[Aim]
Write out, word for word, the stretch of the rows below from the line containing "17, 1122, 36]" through the line containing "432, 470, 446]", including both of those lines.

[Material supplied]
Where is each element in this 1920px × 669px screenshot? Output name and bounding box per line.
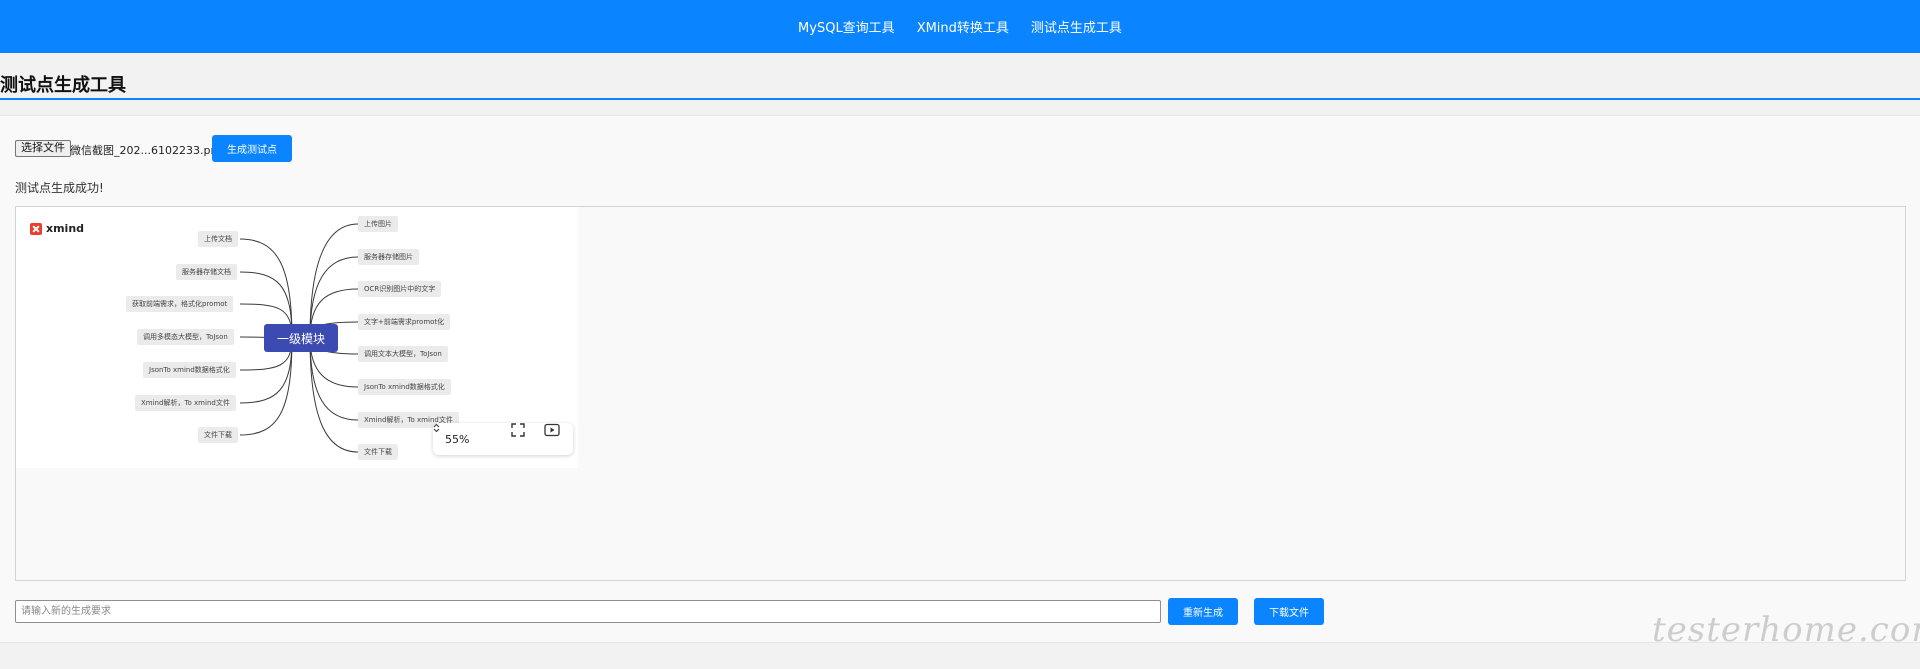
nav-link-testpoint[interactable]: 测试点生成工具	[1031, 17, 1122, 36]
title-divider	[0, 98, 1920, 100]
mindmap-node-right[interactable]: 服务器存储图片	[358, 249, 419, 265]
nav-link-xmind[interactable]: XMind转换工具	[917, 17, 1009, 36]
nav-link-mysql[interactable]: MySQL查询工具	[798, 17, 895, 36]
zoom-toolbar: 55%	[433, 423, 573, 455]
mindmap-node-right[interactable]: OCR识别图片中的文字	[358, 281, 442, 297]
mindmap-node-left[interactable]: 服务器存储文档	[176, 264, 237, 280]
zoom-control[interactable]: 55%	[433, 423, 470, 446]
mindmap-node-left[interactable]: 获取前端需求，格式化promot	[126, 296, 234, 312]
regenerate-button[interactable]: 重新生成	[1168, 598, 1238, 625]
zoom-stepper-icon	[433, 423, 440, 433]
mindmap-node-right[interactable]: 调用文本大模型，ToJson	[358, 346, 448, 362]
mindmap-preview[interactable]: xmind 上传文档 服务器存储文档 获取前端需求，格式化promot 调用多模…	[16, 207, 578, 468]
mindmap-node-left[interactable]: 文件下载	[198, 427, 238, 443]
xmind-logo: xmind	[30, 222, 84, 235]
generate-testpoints-button[interactable]: 生成测试点	[212, 135, 292, 162]
mindmap-node-right[interactable]: 上传图片	[358, 216, 398, 232]
mindmap-node-left[interactable]: Xmind解析，To xmind文件	[135, 395, 236, 411]
xmind-logo-icon	[30, 222, 42, 235]
watermark: testerhome.com	[1652, 610, 1920, 650]
xmind-logo-text: xmind	[46, 222, 85, 235]
mindmap-node-right[interactable]: 文字+前端需求promot化	[358, 314, 451, 330]
status-message: 测试点生成成功!	[15, 181, 104, 195]
mindmap-node-right[interactable]: JsonTo xmind数据格式化	[358, 379, 451, 395]
top-nav: MySQL查询工具 XMind转换工具 测试点生成工具	[0, 0, 1920, 53]
mindmap-node-left[interactable]: 调用多模态大模型，ToJson	[137, 329, 234, 345]
zoom-level: 55%	[445, 432, 470, 446]
mindmap-center-node[interactable]: 一级模块	[264, 324, 338, 352]
download-file-button[interactable]: 下载文件	[1254, 598, 1324, 625]
mindmap-node-right[interactable]: 文件下载	[358, 444, 398, 460]
play-icon[interactable]	[544, 423, 560, 437]
selected-file-name: 微信截图_202...6102233.png	[70, 144, 225, 157]
choose-file-button[interactable]: 选择文件	[15, 140, 71, 157]
regenerate-requirements-input[interactable]	[15, 600, 1161, 623]
page-title: 测试点生成工具	[0, 75, 126, 96]
fullscreen-icon[interactable]	[511, 423, 525, 437]
mindmap-node-left[interactable]: JsonTo xmind数据格式化	[143, 362, 236, 378]
mindmap-node-left[interactable]: 上传文档	[198, 231, 238, 247]
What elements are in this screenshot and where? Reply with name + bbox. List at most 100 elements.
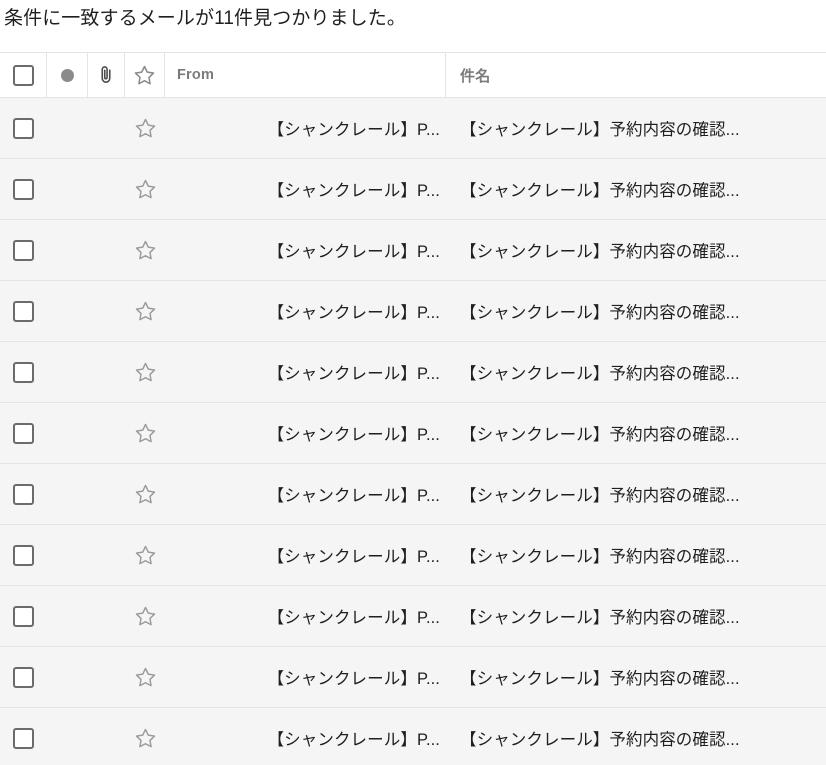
select-all-checkbox-icon[interactable] xyxy=(13,65,34,86)
row-star-cell[interactable] xyxy=(125,98,165,158)
star-icon[interactable] xyxy=(134,727,157,750)
row-select-cell[interactable] xyxy=(0,647,47,707)
row-subject-cell[interactable]: 【シャンクレール】予約内容の確認... xyxy=(446,464,826,524)
row-select-cell[interactable] xyxy=(0,281,47,341)
row-from-cell[interactable]: 【シャンクレール】P... xyxy=(165,159,446,219)
row-unread-cell[interactable] xyxy=(47,342,88,402)
table-row[interactable]: 【シャンクレール】P...【シャンクレール】予約内容の確認... xyxy=(0,220,826,281)
row-select-cell[interactable] xyxy=(0,403,47,463)
row-from-cell[interactable]: 【シャンクレール】P... xyxy=(165,342,446,402)
row-select-cell[interactable] xyxy=(0,525,47,585)
row-checkbox-icon[interactable] xyxy=(13,606,34,627)
row-checkbox-icon[interactable] xyxy=(13,240,34,261)
row-unread-cell[interactable] xyxy=(47,525,88,585)
header-from-cell[interactable]: From xyxy=(165,53,446,97)
row-subject-cell[interactable]: 【シャンクレール】予約内容の確認... xyxy=(446,342,826,402)
star-icon[interactable] xyxy=(134,666,157,689)
row-subject-cell[interactable]: 【シャンクレール】予約内容の確認... xyxy=(446,98,826,158)
table-row[interactable]: 【シャンクレール】P...【シャンクレール】予約内容の確認... xyxy=(0,647,826,708)
row-from-cell[interactable]: 【シャンクレール】P... xyxy=(165,586,446,646)
row-unread-cell[interactable] xyxy=(47,586,88,646)
row-attachment-cell[interactable] xyxy=(88,403,125,463)
star-icon[interactable] xyxy=(134,300,157,323)
table-row[interactable]: 【シャンクレール】P...【シャンクレール】予約内容の確認... xyxy=(0,342,826,403)
row-select-cell[interactable] xyxy=(0,342,47,402)
table-row[interactable]: 【シャンクレール】P...【シャンクレール】予約内容の確認... xyxy=(0,708,826,765)
header-star-cell[interactable] xyxy=(125,53,165,97)
row-attachment-cell[interactable] xyxy=(88,708,125,765)
row-unread-cell[interactable] xyxy=(47,464,88,524)
table-row[interactable]: 【シャンクレール】P...【シャンクレール】予約内容の確認... xyxy=(0,464,826,525)
row-checkbox-icon[interactable] xyxy=(13,362,34,383)
header-subject-cell[interactable]: 件名 xyxy=(446,53,826,97)
row-from-cell[interactable]: 【シャンクレール】P... xyxy=(165,220,446,280)
row-star-cell[interactable] xyxy=(125,586,165,646)
star-icon[interactable] xyxy=(134,605,157,628)
table-row[interactable]: 【シャンクレール】P...【シャンクレール】予約内容の確認... xyxy=(0,525,826,586)
star-icon[interactable] xyxy=(134,361,157,384)
row-checkbox-icon[interactable] xyxy=(13,179,34,200)
row-from-cell[interactable]: 【シャンクレール】P... xyxy=(165,708,446,765)
row-unread-cell[interactable] xyxy=(47,220,88,280)
row-unread-cell[interactable] xyxy=(47,403,88,463)
row-star-cell[interactable] xyxy=(125,342,165,402)
table-row[interactable]: 【シャンクレール】P...【シャンクレール】予約内容の確認... xyxy=(0,403,826,464)
row-star-cell[interactable] xyxy=(125,159,165,219)
row-star-cell[interactable] xyxy=(125,525,165,585)
row-from-cell[interactable]: 【シャンクレール】P... xyxy=(165,525,446,585)
row-from-cell[interactable]: 【シャンクレール】P... xyxy=(165,403,446,463)
row-unread-cell[interactable] xyxy=(47,647,88,707)
row-star-cell[interactable] xyxy=(125,403,165,463)
row-unread-cell[interactable] xyxy=(47,159,88,219)
table-row[interactable]: 【シャンクレール】P...【シャンクレール】予約内容の確認... xyxy=(0,98,826,159)
star-icon[interactable] xyxy=(134,239,157,262)
row-select-cell[interactable] xyxy=(0,98,47,158)
header-attachment-cell[interactable] xyxy=(88,53,125,97)
row-attachment-cell[interactable] xyxy=(88,586,125,646)
star-icon[interactable] xyxy=(134,117,157,140)
row-attachment-cell[interactable] xyxy=(88,220,125,280)
row-star-cell[interactable] xyxy=(125,708,165,765)
row-checkbox-icon[interactable] xyxy=(13,667,34,688)
row-attachment-cell[interactable] xyxy=(88,525,125,585)
star-icon[interactable] xyxy=(134,422,157,445)
row-subject-cell[interactable]: 【シャンクレール】予約内容の確認... xyxy=(446,586,826,646)
row-subject-cell[interactable]: 【シャンクレール】予約内容の確認... xyxy=(446,220,826,280)
row-subject-cell[interactable]: 【シャンクレール】予約内容の確認... xyxy=(446,525,826,585)
row-checkbox-icon[interactable] xyxy=(13,545,34,566)
row-subject-cell[interactable]: 【シャンクレール】予約内容の確認... xyxy=(446,647,826,707)
row-unread-cell[interactable] xyxy=(47,281,88,341)
row-subject-cell[interactable]: 【シャンクレール】予約内容の確認... xyxy=(446,708,826,765)
row-attachment-cell[interactable] xyxy=(88,342,125,402)
star-icon[interactable] xyxy=(134,483,157,506)
row-unread-cell[interactable] xyxy=(47,708,88,765)
row-select-cell[interactable] xyxy=(0,159,47,219)
row-select-cell[interactable] xyxy=(0,708,47,765)
row-attachment-cell[interactable] xyxy=(88,281,125,341)
row-select-cell[interactable] xyxy=(0,586,47,646)
row-from-cell[interactable]: 【シャンクレール】P... xyxy=(165,281,446,341)
row-subject-cell[interactable]: 【シャンクレール】予約内容の確認... xyxy=(446,281,826,341)
row-subject-cell[interactable]: 【シャンクレール】予約内容の確認... xyxy=(446,403,826,463)
row-attachment-cell[interactable] xyxy=(88,159,125,219)
header-unread-cell[interactable] xyxy=(47,53,88,97)
row-checkbox-icon[interactable] xyxy=(13,484,34,505)
row-star-cell[interactable] xyxy=(125,647,165,707)
header-select-all-cell[interactable] xyxy=(0,53,47,97)
table-row[interactable]: 【シャンクレール】P...【シャンクレール】予約内容の確認... xyxy=(0,159,826,220)
row-star-cell[interactable] xyxy=(125,281,165,341)
row-from-cell[interactable]: 【シャンクレール】P... xyxy=(165,647,446,707)
row-star-cell[interactable] xyxy=(125,464,165,524)
row-checkbox-icon[interactable] xyxy=(13,118,34,139)
row-attachment-cell[interactable] xyxy=(88,464,125,524)
row-select-cell[interactable] xyxy=(0,464,47,524)
row-checkbox-icon[interactable] xyxy=(13,301,34,322)
row-attachment-cell[interactable] xyxy=(88,647,125,707)
row-subject-cell[interactable]: 【シャンクレール】予約内容の確認... xyxy=(446,159,826,219)
table-row[interactable]: 【シャンクレール】P...【シャンクレール】予約内容の確認... xyxy=(0,281,826,342)
row-select-cell[interactable] xyxy=(0,220,47,280)
row-star-cell[interactable] xyxy=(125,220,165,280)
row-from-cell[interactable]: 【シャンクレール】P... xyxy=(165,464,446,524)
star-icon[interactable] xyxy=(134,178,157,201)
row-checkbox-icon[interactable] xyxy=(13,423,34,444)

[Exercise answer]
nav-link-testpoint[interactable]: 测试点生成工具	[1031, 17, 1122, 36]
title-divider	[0, 98, 1920, 100]
mindmap-node-right[interactable]: 服务器存储图片	[358, 249, 419, 265]
nav-link-xmind[interactable]: XMind转换工具	[917, 17, 1009, 36]
nav-link-mysql[interactable]: MySQL查询工具	[798, 17, 895, 36]
zoom-toolbar: 55%	[433, 423, 573, 455]
mindmap-node-right[interactable]: OCR识别图片中的文字	[358, 281, 442, 297]
mindmap-node-left[interactable]: 服务器存储文档	[176, 264, 237, 280]
zoom-control[interactable]: 55%	[433, 423, 470, 446]
mindmap-node-left[interactable]: 获取前端需求，格式化promot	[126, 296, 234, 312]
regenerate-button[interactable]: 重新生成	[1168, 598, 1238, 625]
zoom-stepper-icon	[433, 423, 440, 433]
mindmap-node-right[interactable]: 调用文本大模型，ToJson	[358, 346, 448, 362]
mindmap-preview[interactable]: xmind 上传文档 服务器存储文档 获取前端需求，格式化promot 调用多模…	[16, 207, 578, 468]
mindmap-node-left[interactable]: 文件下载	[198, 427, 238, 443]
xmind-logo: xmind	[30, 222, 84, 235]
generate-testpoints-button[interactable]: 生成测试点	[212, 135, 292, 162]
mindmap-node-right[interactable]: 上传图片	[358, 216, 398, 232]
mindmap-node-left[interactable]: Xmind解析，To xmind文件	[135, 395, 236, 411]
xmind-logo-icon	[30, 222, 42, 235]
watermark: testerhome.com	[1652, 610, 1920, 650]
xmind-logo-text: xmind	[46, 222, 85, 235]
mindmap-node-right[interactable]: 文字+前端需求promot化	[358, 314, 451, 330]
status-message: 测试点生成成功!	[15, 181, 104, 195]
mindmap-node-right[interactable]: JsonTo xmind数据格式化	[358, 379, 451, 395]
top-nav: MySQL查询工具 XMind转换工具 测试点生成工具	[0, 0, 1920, 53]
mindmap-node-left[interactable]: 调用多模态大模型，ToJson	[137, 329, 234, 345]
zoom-level: 55%	[445, 432, 470, 446]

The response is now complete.